» THE DATA:
+===+

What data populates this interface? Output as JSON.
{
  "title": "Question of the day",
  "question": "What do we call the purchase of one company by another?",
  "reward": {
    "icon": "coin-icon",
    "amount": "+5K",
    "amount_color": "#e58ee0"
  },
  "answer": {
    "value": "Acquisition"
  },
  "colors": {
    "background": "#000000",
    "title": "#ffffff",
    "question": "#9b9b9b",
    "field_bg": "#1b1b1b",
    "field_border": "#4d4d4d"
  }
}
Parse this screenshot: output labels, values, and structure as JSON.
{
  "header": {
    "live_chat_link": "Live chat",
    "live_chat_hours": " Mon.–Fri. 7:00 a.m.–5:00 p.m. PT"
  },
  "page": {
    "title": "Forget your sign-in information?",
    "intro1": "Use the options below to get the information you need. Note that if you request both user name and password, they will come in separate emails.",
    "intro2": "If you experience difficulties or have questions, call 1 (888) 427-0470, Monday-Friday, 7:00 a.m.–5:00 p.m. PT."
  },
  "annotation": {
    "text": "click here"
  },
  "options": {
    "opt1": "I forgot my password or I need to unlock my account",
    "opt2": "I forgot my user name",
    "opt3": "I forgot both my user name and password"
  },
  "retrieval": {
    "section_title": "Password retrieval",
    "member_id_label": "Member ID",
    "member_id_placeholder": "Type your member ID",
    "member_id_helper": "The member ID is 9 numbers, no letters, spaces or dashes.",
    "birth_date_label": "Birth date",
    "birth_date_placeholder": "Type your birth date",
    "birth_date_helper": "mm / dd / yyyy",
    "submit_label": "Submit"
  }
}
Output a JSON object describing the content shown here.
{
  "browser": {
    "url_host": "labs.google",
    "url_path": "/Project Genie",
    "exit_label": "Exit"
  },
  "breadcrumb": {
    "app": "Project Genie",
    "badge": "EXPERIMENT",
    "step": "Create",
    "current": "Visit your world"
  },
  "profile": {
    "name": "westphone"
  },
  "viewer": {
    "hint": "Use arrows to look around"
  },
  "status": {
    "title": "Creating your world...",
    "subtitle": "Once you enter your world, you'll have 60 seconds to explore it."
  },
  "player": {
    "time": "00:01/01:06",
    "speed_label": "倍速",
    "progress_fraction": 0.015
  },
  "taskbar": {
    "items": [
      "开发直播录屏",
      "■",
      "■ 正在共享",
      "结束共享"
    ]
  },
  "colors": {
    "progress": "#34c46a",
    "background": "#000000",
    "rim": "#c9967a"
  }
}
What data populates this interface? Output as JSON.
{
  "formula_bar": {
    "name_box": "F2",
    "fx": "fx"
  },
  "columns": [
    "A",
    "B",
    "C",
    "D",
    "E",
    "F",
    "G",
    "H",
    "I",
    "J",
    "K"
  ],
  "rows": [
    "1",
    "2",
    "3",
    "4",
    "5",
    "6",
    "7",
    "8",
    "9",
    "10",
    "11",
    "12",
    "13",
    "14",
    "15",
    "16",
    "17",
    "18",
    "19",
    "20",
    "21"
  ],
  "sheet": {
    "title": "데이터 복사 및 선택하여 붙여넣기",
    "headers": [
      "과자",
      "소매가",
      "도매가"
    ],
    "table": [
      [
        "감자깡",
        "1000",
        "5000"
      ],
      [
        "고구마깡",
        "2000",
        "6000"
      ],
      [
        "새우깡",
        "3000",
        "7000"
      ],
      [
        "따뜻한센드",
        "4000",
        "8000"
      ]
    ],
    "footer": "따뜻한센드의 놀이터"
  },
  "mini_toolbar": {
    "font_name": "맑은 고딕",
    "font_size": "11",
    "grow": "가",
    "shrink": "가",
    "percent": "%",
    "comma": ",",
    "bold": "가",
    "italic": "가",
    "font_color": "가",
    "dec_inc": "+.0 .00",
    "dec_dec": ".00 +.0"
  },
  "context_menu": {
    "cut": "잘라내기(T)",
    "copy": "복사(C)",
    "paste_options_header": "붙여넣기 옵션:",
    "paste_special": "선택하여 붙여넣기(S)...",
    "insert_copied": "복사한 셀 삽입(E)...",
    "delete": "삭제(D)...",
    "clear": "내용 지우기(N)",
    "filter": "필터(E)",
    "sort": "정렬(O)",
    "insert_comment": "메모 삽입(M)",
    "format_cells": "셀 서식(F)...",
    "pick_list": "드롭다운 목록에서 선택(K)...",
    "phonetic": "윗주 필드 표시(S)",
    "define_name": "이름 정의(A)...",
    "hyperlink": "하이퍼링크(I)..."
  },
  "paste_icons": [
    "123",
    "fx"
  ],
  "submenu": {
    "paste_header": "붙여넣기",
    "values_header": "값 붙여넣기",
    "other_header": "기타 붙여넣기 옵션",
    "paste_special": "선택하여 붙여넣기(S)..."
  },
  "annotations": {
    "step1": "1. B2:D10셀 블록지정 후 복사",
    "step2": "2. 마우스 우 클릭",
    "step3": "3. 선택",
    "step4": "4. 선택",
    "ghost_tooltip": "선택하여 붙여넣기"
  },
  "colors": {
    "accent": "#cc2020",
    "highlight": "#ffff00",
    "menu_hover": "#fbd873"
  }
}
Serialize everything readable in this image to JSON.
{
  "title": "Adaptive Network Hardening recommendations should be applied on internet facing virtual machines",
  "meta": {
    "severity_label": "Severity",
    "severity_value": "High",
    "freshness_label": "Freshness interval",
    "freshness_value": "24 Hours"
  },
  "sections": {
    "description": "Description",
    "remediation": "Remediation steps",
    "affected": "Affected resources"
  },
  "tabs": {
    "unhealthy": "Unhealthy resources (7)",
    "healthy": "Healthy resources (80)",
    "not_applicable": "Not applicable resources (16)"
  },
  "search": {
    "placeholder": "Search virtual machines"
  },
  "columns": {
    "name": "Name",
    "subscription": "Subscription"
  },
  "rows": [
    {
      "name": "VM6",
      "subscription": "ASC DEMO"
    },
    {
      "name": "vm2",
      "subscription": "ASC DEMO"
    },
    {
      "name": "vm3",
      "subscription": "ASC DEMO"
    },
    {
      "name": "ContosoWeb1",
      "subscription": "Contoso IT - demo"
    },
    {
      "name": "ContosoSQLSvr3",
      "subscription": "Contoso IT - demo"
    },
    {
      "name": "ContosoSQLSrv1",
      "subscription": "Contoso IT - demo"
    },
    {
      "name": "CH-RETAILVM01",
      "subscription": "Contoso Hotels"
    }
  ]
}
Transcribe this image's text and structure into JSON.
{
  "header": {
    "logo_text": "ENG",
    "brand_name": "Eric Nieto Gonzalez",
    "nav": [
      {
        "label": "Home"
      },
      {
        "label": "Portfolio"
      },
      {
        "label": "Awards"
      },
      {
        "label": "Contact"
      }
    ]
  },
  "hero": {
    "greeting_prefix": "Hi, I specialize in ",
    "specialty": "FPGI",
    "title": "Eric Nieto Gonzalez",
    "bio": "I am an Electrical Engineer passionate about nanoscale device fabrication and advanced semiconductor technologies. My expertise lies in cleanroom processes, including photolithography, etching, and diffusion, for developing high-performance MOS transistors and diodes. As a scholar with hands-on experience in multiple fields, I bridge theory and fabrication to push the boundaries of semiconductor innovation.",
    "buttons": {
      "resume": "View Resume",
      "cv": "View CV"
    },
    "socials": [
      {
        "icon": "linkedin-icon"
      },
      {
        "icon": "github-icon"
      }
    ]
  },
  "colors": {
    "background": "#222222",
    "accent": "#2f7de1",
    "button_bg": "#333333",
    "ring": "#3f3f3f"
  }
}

+===+

» TASK: Copy out all the entries shown above, character for character.

» COMPLETED EXERCISE:
What data populates this interface? Output as JSON.
{
  "title": "Question of the day",
  "question": "What do we call the purchase of one company by another?",
  "reward": {
    "icon": "coin-icon",
    "amount": "+5K",
    "amount_color": "#e58ee0"
  },
  "answer": {
    "value": "Acquisition"
  },
  "colors": {
    "background": "#000000",
    "title": "#ffffff",
    "question": "#9b9b9b",
    "field_bg": "#1b1b1b",
    "field_border": "#4d4d4d"
  }
}
Parse this screenshot: output labels, values, and structure as JSON.
{
  "header": {
    "live_chat_link": "Live chat",
    "live_chat_hours": " Mon.–Fri. 7:00 a.m.–5:00 p.m. PT"
  },
  "page": {
    "title": "Forget your sign-in information?",
    "intro1": "Use the options below to get the information you need. Note that if you request both user name and password, they will come in separate emails.",
    "intro2": "If you experience difficulties or have questions, call 1 (888) 427-0470, Monday-Friday, 7:00 a.m.–5:00 p.m. PT."
  },
  "annotation": {
    "text": "click here"
  },
  "options": {
    "opt1": "I forgot my password or I need to unlock my account",
    "opt2": "I forgot my user name",
    "opt3": "I forgot both my user name and password"
  },
  "retrieval": {
    "section_title": "Password retrieval",
    "member_id_label": "Member ID",
    "member_id_placeholder": "Type your member ID",
    "member_id_helper": "The member ID is 9 numbers, no letters, spaces or dashes.",
    "birth_date_label": "Birth date",
    "birth_date_placeholder": "Type your birth date",
    "birth_date_helper": "mm / dd / yyyy",
    "submit_label": "Submit"
  }
}
Output a JSON object describing the content shown here.
{
  "browser": {
    "url_host": "labs.google",
    "url_path": "/Project Genie",
    "exit_label": "Exit"
  },
  "breadcrumb": {
    "app": "Project Genie",
    "badge": "EXPERIMENT",
    "step": "Create",
    "current": "Visit your world"
  },
  "profile": {
    "name": "westphone"
  },
  "viewer": {
    "hint": "Use arrows to look around"
  },
  "status": {
    "title": "Creating your world...",
    "subtitle": "Once you enter your world, you'll have 60 seconds to explore it."
  },
  "player": {
    "time": "00:01/01:06",
    "speed_label": "倍速",
    "progress_fraction": 0.015
  },
  "taskbar": {
    "items": [
      "开发直播录屏",
      "■",
      "■ 正在共享",
      "结束共享"
    ]
  },
  "colors": {
    "progress": "#34c46a",
    "background": "#000000",
    "rim": "#c9967a"
  }
}
What data populates this interface? Output as JSON.
{
  "formula_bar": {
    "name_box": "F2",
    "fx": "fx"
  },
  "columns": [
    "A",
    "B",
    "C",
    "D",
    "E",
    "F",
    "G",
    "H",
    "I",
    "J",
    "K"
  ],
  "rows": [
    "1",
    "2",
    "3",
    "4",
    "5",
    "6",
    "7",
    "8",
    "9",
    "10",
    "11",
    "12",
    "13",
    "14",
    "15",
    "16",
    "17",
    "18",
    "19",
    "20",
    "21"
  ],
  "sheet": {
    "title": "데이터 복사 및 선택하여 붙여넣기",
    "headers": [
      "과자",
      "소매가",
      "도매가"
    ],
    "table": [
      [
        "감자깡",
        "1000",
        "5000"
      ],
      [
        "고구마깡",
        "2000",
        "6000"
      ],
      [
        "새우깡",
        "3000",
        "7000"
      ],
      [
        "따뜻한센드",
        "4000",
        "8000"
      ]
    ],
    "footer": "따뜻한센드의 놀이터"
  },
  "mini_toolbar": {
    "font_name": "맑은 고딕",
    "font_size": "11",
    "grow": "가",
    "shrink": "가",
    "percent": "%",
    "comma": ",",
    "bold": "가",
    "italic": "가",
    "font_color": "가",
    "dec_inc": "+.0 .00",
    "dec_dec": ".00 +.0"
  },
  "context_menu": {
    "cut": "잘라내기(T)",
    "copy": "복사(C)",
    "paste_options_header": "붙여넣기 옵션:",
    "paste_special": "선택하여 붙여넣기(S)...",
    "insert_copied": "복사한 셀 삽입(E)...",
    "delete": "삭제(D)...",
    "clear": "내용 지우기(N)",
    "filter": "필터(E)",
    "sort": "정렬(O)",
    "insert_comment": "메모 삽입(M)",
    "format_cells": "셀 서식(F)...",
    "pick_list": "드롭다운 목록에서 선택(K)...",
    "phonetic": "윗주 필드 표시(S)",
    "define_name": "이름 정의(A)...",
    "hyperlink": "하이퍼링크(I)..."
  },
  "paste_icons": [
    "123",
    "fx"
  ],
  "submenu": {
    "paste_header": "붙여넣기",
    "values_header": "값 붙여넣기",
    "other_header": "기타 붙여넣기 옵션",
    "paste_special": "선택하여 붙여넣기(S)..."
  },
  "annotations": {
    "step1": "1. B2:D10셀 블록지정 후 복사",
    "step2": "2. 마우스 우 클릭",
    "step3": "3. 선택",
    "step4": "4. 선택",
    "ghost_tooltip": "선택하여 붙여넣기"
  },
  "colors": {
    "accent": "#cc2020",
    "highlight": "#ffff00",
    "menu_hover": "#fbd873"
  }
}
Serialize everything readable in this image to JSON.
{
  "title": "Adaptive Network Hardening recommendations should be applied on internet facing virtual machines",
  "meta": {
    "severity_label": "Severity",
    "severity_value": "High",
    "freshness_label": "Freshness interval",
    "freshness_value": "24 Hours"
  },
  "sections": {
    "description": "Description",
    "remediation": "Remediation steps",
    "affected": "Affected resources"
  },
  "tabs": {
    "unhealthy": "Unhealthy resources (7)",
    "healthy": "Healthy resources (80)",
    "not_applicable": "Not applicable resources (16)"
  },
  "search": {
    "placeholder": "Search virtual machines"
  },
  "columns": {
    "name": "Name",
    "subscription": "Subscription"
  },
  "rows": [
    {
      "name": "VM6",
      "subscription": "ASC DEMO"
    },
    {
      "name": "vm2",
      "subscription": "ASC DEMO"
    },
    {
      "name": "vm3",
      "subscription": "ASC DEMO"
    },
    {
      "name": "ContosoWeb1",
      "subscription": "Contoso IT - demo"
    },
    {
      "name": "ContosoSQLSvr3",
      "subscription": "Contoso IT - demo"
    },
    {
      "name": "ContosoSQLSrv1",
      "subscription": "Contoso IT - demo"
    },
    {
      "name": "CH-RETAILVM01",
      "subscription": "Contoso Hotels"
    }
  ]
}
Transcribe this image's text and structure into JSON.
{
  "header": {
    "logo_text": "ENG",
    "brand_name": "Eric Nieto Gonzalez",
    "nav": [
      {
        "label": "Home"
      },
      {
        "label": "Portfolio"
      },
      {
        "label": "Awards"
      },
      {
        "label": "Contact"
      }
    ]
  },
  "hero": {
    "greeting_prefix": "Hi, I specialize in ",
    "specialty": "FPGI",
    "title": "Eric Nieto Gonzalez",
    "bio": "I am an Electrical Engineer passionate about nanoscale device fabrication and advanced semiconductor technologies. My expertise lies in cleanroom processes, including photolithography, etching, and diffusion, for developing high-performance MOS transistors and diodes. As a scholar with hands-on experience in multiple fields, I bridge theory and fabrication to push the boundaries of semiconductor innovation.",
    "buttons": {
      "resume": "View Resume",
      "cv": "View CV"
    },
    "socials": [
      {
        "icon": "linkedin-icon"
      },
      {
        "icon": "github-icon"
      }
    ]
  },
  "colors": {
    "background": "#222222",
    "accent": "#2f7de1",
    "button_bg": "#333333",
    "ring": "#3f3f3f"
  }
}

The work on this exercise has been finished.